+++ RECORDS SHOWN
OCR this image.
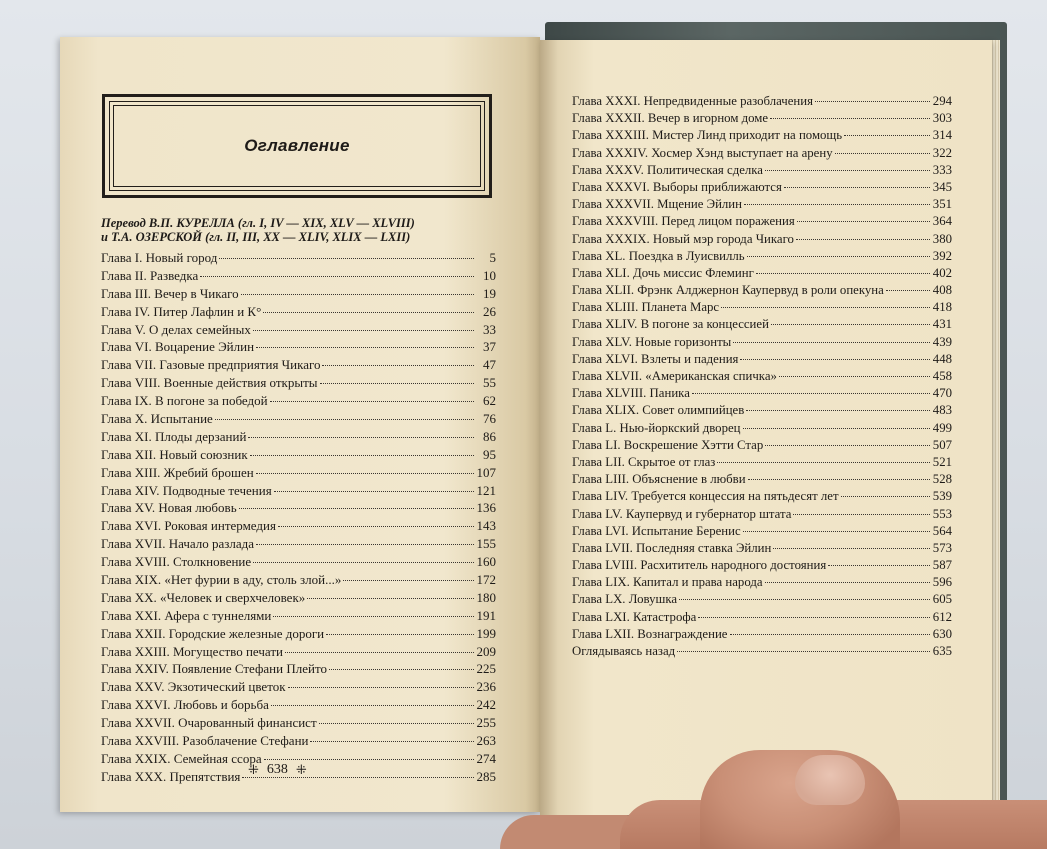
Оглавление
Перевод В.П. КУРЕЛЛА (гл. I, IV — XIX, XLV — XLVIII)
и Т.А. ОЗЕРСКОЙ (гл. II, III, XX — XLIV, XLIX — LXII)
Глава I. Новый город	5
Глава II. Разведка	10
Глава III. Вечер в Чикаго	19
Глава IV. Питер Лафлин и К°	26
Глава V. О делах семейных	33
Глава VI. Воцарение Эйлин	37
Глава VII. Газовые предприятия Чикаго	47
Глава VIII. Военные действия открыты	55
Глава IX. В погоне за победой	62
Глава X. Испытание	76
Глава XI. Плоды дерзаний	86
Глава XII. Новый союзник	95
Глава XIII. Жребий брошен	107
Глава XIV. Подводные течения	121
Глава XV. Новая любовь	136
Глава XVI. Роковая интермедия	143
Глава XVII. Начало разлада	155
Глава XVIII. Столкновение	160
Глава XIX. «Нет фурии в аду, столь злой...»	172
Глава XX. «Человек и сверхчеловек»	180
Глава XXI. Афера с туннелями	191
Глава XXII. Городские железные дороги	199
Глава XXIII. Могущество печати	209
Глава XXIV. Появление Стефани Плейто	225
Глава XXV. Экзотический цветок	236
Глава XXVI. Любовь и борьба	242
Глава XXVII. Очарованный финансист	255
Глава XXVIII. Разоблачение Стефани	263
Глава XXIX. Семейная ссора	274
Глава XXX. Препятствия	285
Глава XXXI. Непредвиденные разоблачения	294
Глава XXXII. Вечер в игорном доме	303
Глава XXXIII. Мистер Линд приходит на помощь	314
Глава XXXIV. Хосмер Хэнд выступает на арену	322
Глава XXXV. Политическая сделка	333
Глава XXXVI. Выборы приближаются	345
Глава XXXVII. Мщение Эйлин	351
Глава XXXVIII. Перед лицом поражения	364
Глава XXXIX. Новый мэр города Чикаго	380
Глава XL. Поездка в Луисвилль	392
Глава XLI. Дочь миссис Флеминг	402
Глава XLII. Фрэнк Алджернон Каупервуд в роли опекуна	408
Глава XLIII. Планета Марс	418
Глава XLIV. В погоне за концессией	431
Глава XLV. Новые горизонты	439
Глава XLVI. Взлеты и падения	448
Глава XLVII. «Американская спичка»	458
Глава XLVIII. Паника	470
Глава XLIX. Совет олимпийцев	483
Глава L. Нью-йоркский дворец	499
Глава LI. Воскрешение Хэтти Стар	507
Глава LII. Скрытое от глаз	521
Глава LIII. Объяснение в любви	528
Глава LIV. Требуется концессия на пятьдесят лет	539
Глава LV. Каупервуд и губернатор штата	553
Глава LVI. Испытание Беренис	564
Глава LVII. Последняя ставка Эйлин	573
Глава LVIII. Расхититель народного достояния	587
Глава LIX. Капитал и права народа	596
Глава LX. Ловушка	605
Глава LXI. Катастрофа	612
Глава LXII. Вознаграждение	630
Оглядываясь назад	635
⁜ 638 ⁜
++++++
### STATED TASK:
From the data above, gather every line that includes the word "LXII".

### SOLUTION:
и Т.А. ОЗЕРСКОЙ (гл. II, III, XX — XLIV, XLIX — LXII)
Глава LXII. Вознаграждение	630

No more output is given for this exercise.